§ **Your task**
Copy out each line of the listing that has the word "والإجراءات" in it.

++++ Task material

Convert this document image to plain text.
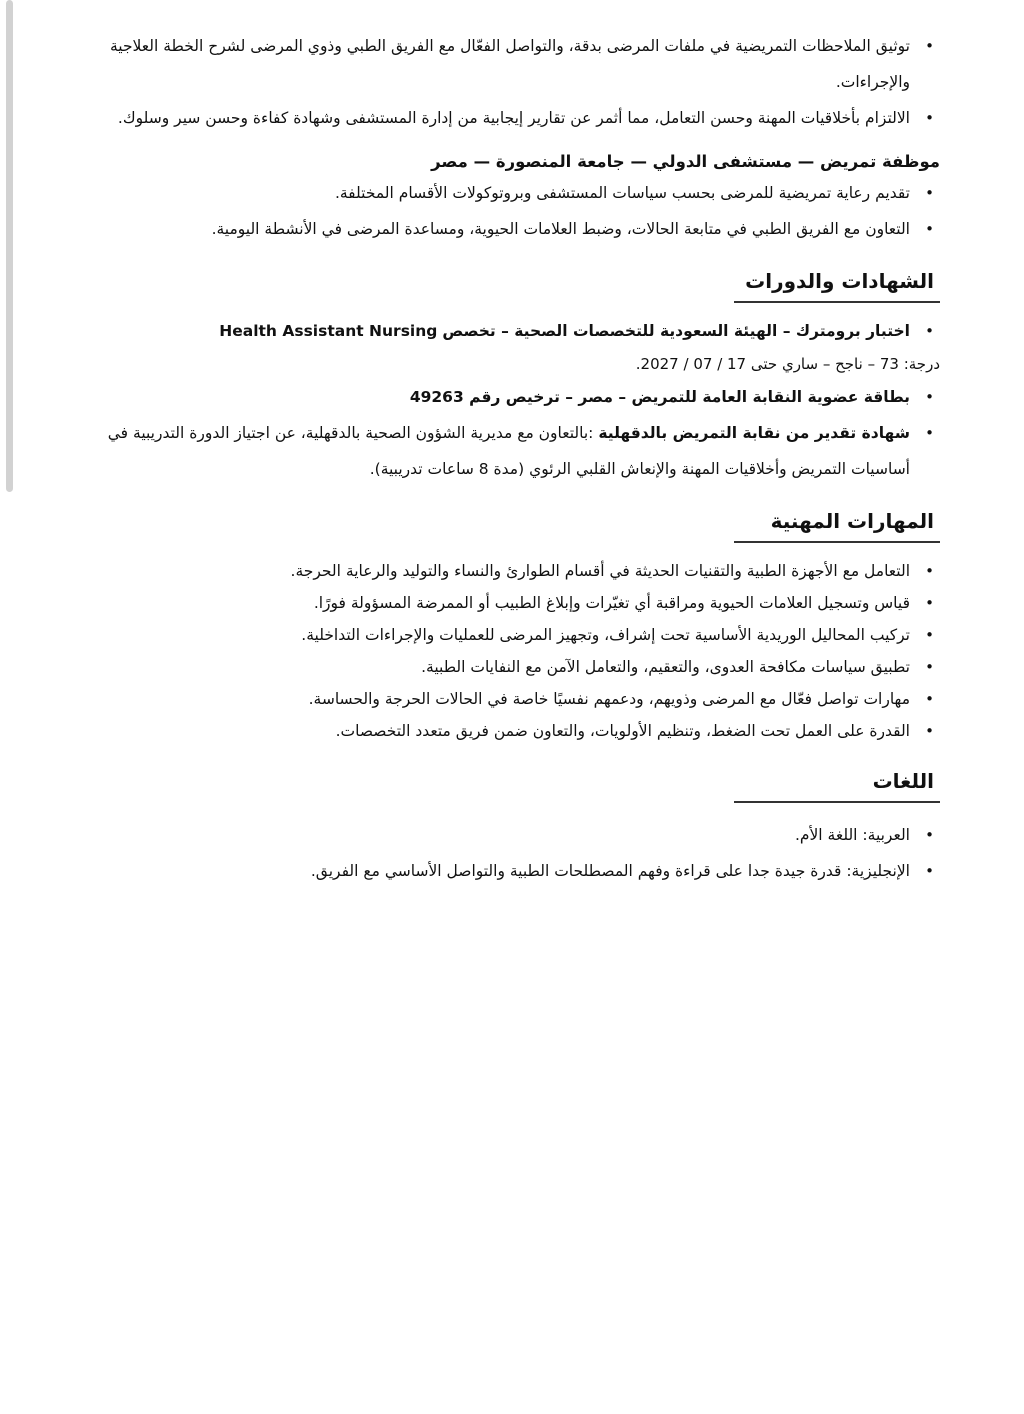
•
توثيق الملاحظات التمريضية في ملفات المرضى بدقة، والتواصل الفعّال مع الفريق الطبي وذوي المرضى لشرح الخطة العلاجية والإجراءات.
•
الالتزام بأخلاقيات المهنة وحسن التعامل، مما أثمر عن تقارير إيجابية من إدارة المستشفى وشهادة كفاءة وحسن سير وسلوك.
موظفة تمريض — مستشفى الدولي — جامعة المنصورة — مصر
•
تقديم رعاية تمريضية للمرضى بحسب سياسات المستشفى وبروتوكولات الأقسام المختلفة.
•
التعاون مع الفريق الطبي في متابعة الحالات، وضبط العلامات الحيوية، ومساعدة المرضى في الأنشطة اليومية.
الشهادات والدورات
•
اختبار برومترك – الهيئة السعودية للتخصصات الصحية – تخصص Health Assistant Nursing
درجة: 73 – ناجح – ساري حتى 17 / 07 / 2027.
•
بطاقة عضوية النقابة العامة للتمريض – مصر – ترخيص رقم 49263
•
شهادة تقدير من نقابة التمريض بالدقهلية :بالتعاون مع مديرية الشؤون الصحية بالدقهلية، عن اجتياز الدورة التدريبية في أساسيات التمريض وأخلاقيات المهنة والإنعاش القلبي الرئوي (مدة 8 ساعات تدريبية).
المهارات المهنية
•
التعامل مع الأجهزة الطبية والتقنيات الحديثة في أقسام الطوارئ والنساء والتوليد والرعاية الحرجة.
•
قياس وتسجيل العلامات الحيوية ومراقبة أي تغيّرات وإبلاغ الطبيب أو الممرضة المسؤولة فورًا.
•
تركيب المحاليل الوريدية الأساسية تحت إشراف، وتجهيز المرضى للعمليات والإجراءات التداخلية.
•
تطبيق سياسات مكافحة العدوى، والتعقيم، والتعامل الآمن مع النفايات الطبية.
•
مهارات تواصل فعّال مع المرضى وذويهم، ودعمهم نفسيًا خاصة في الحالات الحرجة والحساسة.
•
القدرة على العمل تحت الضغط، وتنظيم الأولويات، والتعاون ضمن فريق متعدد التخصصات.
اللغات
•
العربية: اللغة الأم.
•
الإنجليزية: قدرة جيدة جدا على قراءة وفهم المصطلحات الطبية والتواصل الأساسي مع الفريق.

++++++++

§ **Written response**
توثيق الملاحظات التمريضية في ملفات المرضى بدقة، والتواصل الفعّال مع الفريق الطبي وذوي المرضى لشرح الخطة العلاجية والإجراءات.
تركيب المحاليل الوريدية الأساسية تحت إشراف، وتجهيز المرضى للعمليات والإجراءات التداخلية.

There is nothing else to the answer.